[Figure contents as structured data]
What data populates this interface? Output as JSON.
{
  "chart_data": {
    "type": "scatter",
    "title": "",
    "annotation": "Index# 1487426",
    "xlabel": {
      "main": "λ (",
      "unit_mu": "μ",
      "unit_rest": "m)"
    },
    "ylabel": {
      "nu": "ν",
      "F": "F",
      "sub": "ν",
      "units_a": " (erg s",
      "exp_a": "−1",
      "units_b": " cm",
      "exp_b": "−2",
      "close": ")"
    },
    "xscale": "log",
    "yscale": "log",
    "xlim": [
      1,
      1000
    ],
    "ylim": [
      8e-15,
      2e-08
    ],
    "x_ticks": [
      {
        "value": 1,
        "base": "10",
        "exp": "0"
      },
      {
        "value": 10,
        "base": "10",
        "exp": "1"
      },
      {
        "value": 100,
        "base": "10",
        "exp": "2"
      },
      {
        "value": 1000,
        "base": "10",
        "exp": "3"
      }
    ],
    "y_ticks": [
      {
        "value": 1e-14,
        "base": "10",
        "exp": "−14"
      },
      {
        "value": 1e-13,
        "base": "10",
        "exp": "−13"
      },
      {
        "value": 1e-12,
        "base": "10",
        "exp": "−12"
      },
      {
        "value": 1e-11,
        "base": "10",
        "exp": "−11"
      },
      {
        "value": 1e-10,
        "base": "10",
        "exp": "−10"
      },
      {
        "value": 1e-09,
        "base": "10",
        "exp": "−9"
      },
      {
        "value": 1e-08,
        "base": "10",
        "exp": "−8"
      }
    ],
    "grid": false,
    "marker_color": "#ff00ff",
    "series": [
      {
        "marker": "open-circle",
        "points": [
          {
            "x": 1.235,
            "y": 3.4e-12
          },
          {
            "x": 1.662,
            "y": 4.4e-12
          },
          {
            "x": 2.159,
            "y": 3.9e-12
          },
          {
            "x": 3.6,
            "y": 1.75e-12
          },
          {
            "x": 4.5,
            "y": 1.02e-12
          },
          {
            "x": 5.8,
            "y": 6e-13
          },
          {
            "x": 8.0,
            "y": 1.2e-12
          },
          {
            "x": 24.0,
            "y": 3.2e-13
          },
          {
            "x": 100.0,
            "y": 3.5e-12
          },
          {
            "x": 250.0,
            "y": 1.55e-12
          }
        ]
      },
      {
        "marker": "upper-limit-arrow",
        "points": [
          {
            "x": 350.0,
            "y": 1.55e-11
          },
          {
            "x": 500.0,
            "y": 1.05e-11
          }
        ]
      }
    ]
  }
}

TASK REQUIREMENTS:
Copy out all of the data exactly, leaving nothing out.

ANSWER FOR THE TASK:
What data populates this interface? Output as JSON.
{
  "chart_data": {
    "type": "scatter",
    "title": "",
    "annotation": "Index# 1487426",
    "xlabel": {
      "main": "λ (",
      "unit_mu": "μ",
      "unit_rest": "m)"
    },
    "ylabel": {
      "nu": "ν",
      "F": "F",
      "sub": "ν",
      "units_a": " (erg s",
      "exp_a": "−1",
      "units_b": " cm",
      "exp_b": "−2",
      "close": ")"
    },
    "xscale": "log",
    "yscale": "log",
    "xlim": [
      1,
      1000
    ],
    "ylim": [
      8e-15,
      2e-08
    ],
    "x_ticks": [
      {
        "value": 1,
        "base": "10",
        "exp": "0"
      },
      {
        "value": 10,
        "base": "10",
        "exp": "1"
      },
      {
        "value": 100,
        "base": "10",
        "exp": "2"
      },
      {
        "value": 1000,
        "base": "10",
        "exp": "3"
      }
    ],
    "y_ticks": [
      {
        "value": 1e-14,
        "base": "10",
        "exp": "−14"
      },
      {
        "value": 1e-13,
        "base": "10",
        "exp": "−13"
      },
      {
        "value": 1e-12,
        "base": "10",
        "exp": "−12"
      },
      {
        "value": 1e-11,
        "base": "10",
        "exp": "−11"
      },
      {
        "value": 1e-10,
        "base": "10",
        "exp": "−10"
      },
      {
        "value": 1e-09,
        "base": "10",
        "exp": "−9"
      },
      {
        "value": 1e-08,
        "base": "10",
        "exp": "−8"
      }
    ],
    "grid": false,
    "marker_color": "#ff00ff",
    "series": [
      {
        "marker": "open-circle",
        "points": [
          {
            "x": 1.235,
            "y": 3.4e-12
          },
          {
            "x": 1.662,
            "y": 4.4e-12
          },
          {
            "x": 2.159,
            "y": 3.9e-12
          },
          {
            "x": 3.6,
            "y": 1.75e-12
          },
          {
            "x": 4.5,
            "y": 1.02e-12
          },
          {
            "x": 5.8,
            "y": 6e-13
          },
          {
            "x": 8.0,
            "y": 1.2e-12
          },
          {
            "x": 24.0,
            "y": 3.2e-13
          },
          {
            "x": 100.0,
            "y": 3.5e-12
          },
          {
            "x": 250.0,
            "y": 1.55e-12
          }
        ]
      },
      {
        "marker": "upper-limit-arrow",
        "points": [
          {
            "x": 350.0,
            "y": 1.55e-11
          },
          {
            "x": 500.0,
            "y": 1.05e-11
          }
        ]
      }
    ]
  }
}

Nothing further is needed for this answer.